§ **LISTING**
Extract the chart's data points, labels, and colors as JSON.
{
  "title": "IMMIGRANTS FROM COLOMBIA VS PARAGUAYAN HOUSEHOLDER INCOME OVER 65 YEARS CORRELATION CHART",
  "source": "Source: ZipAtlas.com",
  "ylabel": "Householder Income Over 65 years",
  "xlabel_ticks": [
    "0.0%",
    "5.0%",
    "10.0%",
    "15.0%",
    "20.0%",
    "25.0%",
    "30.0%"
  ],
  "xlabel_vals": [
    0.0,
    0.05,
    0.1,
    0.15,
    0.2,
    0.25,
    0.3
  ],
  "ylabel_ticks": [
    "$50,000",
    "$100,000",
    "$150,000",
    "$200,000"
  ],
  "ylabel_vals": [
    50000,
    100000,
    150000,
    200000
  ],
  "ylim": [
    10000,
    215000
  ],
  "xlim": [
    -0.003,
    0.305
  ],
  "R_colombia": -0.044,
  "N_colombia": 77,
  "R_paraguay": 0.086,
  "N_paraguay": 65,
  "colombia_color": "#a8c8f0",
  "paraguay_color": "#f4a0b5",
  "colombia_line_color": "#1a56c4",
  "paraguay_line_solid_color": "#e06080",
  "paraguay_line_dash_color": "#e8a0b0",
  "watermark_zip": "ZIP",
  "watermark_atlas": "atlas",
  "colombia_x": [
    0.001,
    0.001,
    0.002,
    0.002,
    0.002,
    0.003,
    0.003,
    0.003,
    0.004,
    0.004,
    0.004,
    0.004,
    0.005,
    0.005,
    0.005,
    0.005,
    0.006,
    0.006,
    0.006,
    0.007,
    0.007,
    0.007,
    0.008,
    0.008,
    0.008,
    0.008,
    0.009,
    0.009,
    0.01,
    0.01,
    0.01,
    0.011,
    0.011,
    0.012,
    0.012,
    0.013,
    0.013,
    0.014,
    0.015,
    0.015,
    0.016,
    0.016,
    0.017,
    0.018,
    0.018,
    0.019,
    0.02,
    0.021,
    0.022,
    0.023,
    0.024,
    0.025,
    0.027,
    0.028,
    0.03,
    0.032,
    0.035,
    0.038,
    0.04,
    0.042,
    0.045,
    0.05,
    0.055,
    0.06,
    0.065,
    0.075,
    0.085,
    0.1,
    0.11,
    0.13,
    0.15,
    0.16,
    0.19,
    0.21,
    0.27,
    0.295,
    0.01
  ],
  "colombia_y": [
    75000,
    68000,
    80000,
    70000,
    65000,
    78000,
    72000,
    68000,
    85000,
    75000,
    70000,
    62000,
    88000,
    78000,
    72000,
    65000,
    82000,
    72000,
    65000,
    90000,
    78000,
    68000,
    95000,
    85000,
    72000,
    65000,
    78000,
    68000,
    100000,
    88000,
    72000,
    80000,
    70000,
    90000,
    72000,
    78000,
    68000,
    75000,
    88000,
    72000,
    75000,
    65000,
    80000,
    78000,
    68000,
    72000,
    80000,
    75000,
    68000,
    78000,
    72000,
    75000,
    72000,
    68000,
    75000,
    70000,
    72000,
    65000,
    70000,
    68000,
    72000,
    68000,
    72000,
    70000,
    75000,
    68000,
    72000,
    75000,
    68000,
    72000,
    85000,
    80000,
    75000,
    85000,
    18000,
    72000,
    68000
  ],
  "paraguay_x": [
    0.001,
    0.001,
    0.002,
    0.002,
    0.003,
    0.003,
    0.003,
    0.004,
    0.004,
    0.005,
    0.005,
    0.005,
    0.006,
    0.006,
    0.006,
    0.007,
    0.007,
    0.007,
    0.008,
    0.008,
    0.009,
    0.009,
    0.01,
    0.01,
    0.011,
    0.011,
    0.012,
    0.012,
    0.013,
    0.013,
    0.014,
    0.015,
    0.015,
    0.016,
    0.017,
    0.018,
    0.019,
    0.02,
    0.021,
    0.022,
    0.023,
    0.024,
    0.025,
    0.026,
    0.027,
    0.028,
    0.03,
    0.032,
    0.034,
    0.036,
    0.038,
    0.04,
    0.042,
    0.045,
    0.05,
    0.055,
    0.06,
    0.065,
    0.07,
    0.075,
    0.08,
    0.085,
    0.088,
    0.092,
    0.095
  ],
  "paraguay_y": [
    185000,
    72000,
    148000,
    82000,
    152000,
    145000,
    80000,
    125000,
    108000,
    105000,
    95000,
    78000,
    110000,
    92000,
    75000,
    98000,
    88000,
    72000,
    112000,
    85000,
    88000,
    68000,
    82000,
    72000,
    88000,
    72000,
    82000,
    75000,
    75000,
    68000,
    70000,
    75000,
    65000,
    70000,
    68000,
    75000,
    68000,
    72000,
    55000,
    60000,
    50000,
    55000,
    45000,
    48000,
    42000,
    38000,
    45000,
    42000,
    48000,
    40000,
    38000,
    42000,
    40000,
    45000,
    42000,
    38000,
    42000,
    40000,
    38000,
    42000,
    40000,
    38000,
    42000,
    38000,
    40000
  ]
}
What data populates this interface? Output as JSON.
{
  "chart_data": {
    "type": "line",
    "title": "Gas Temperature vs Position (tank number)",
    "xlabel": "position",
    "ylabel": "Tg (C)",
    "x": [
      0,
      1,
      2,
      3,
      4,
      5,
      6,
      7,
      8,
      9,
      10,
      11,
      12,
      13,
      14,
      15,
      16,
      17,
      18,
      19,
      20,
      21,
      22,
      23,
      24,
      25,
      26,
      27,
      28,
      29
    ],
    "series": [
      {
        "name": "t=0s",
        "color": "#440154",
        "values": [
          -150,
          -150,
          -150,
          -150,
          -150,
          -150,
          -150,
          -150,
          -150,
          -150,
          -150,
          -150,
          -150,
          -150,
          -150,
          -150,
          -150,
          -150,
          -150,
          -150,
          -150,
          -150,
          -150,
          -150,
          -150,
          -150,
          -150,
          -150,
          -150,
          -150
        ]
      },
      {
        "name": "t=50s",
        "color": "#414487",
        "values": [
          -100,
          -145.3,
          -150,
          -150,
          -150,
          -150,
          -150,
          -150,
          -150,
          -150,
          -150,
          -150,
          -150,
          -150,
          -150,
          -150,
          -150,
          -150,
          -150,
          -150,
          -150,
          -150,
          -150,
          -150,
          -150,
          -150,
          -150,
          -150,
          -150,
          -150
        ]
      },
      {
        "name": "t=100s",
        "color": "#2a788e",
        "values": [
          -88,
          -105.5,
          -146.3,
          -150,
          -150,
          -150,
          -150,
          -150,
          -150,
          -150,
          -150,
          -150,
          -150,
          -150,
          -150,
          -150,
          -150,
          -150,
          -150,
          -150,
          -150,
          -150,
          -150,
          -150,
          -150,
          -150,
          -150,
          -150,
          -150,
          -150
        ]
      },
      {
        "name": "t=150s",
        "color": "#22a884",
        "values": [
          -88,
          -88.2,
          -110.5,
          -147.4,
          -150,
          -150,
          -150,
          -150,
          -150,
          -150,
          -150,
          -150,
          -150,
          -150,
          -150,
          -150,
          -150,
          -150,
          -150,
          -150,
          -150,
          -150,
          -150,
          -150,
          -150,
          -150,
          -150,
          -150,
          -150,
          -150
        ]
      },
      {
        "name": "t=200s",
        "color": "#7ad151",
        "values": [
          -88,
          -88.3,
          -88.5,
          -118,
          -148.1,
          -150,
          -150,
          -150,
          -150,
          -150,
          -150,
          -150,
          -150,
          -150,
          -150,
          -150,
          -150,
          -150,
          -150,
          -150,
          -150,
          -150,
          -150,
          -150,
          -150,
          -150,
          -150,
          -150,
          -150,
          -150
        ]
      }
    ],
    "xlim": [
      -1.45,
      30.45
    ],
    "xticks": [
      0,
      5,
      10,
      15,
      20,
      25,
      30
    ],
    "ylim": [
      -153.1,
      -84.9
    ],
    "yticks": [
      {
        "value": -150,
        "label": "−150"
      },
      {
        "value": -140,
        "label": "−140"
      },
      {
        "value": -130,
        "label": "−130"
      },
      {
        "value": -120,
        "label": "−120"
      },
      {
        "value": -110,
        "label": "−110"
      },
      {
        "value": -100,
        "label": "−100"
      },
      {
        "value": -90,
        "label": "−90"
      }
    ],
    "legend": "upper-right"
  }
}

§ **REQUIRED WORK**
Of the lines above, copy each that contains "JSON".

§ **COMPLETE ANSWER**
Extract the chart's data points, labels, and colors as JSON.
What data populates this interface? Output as JSON.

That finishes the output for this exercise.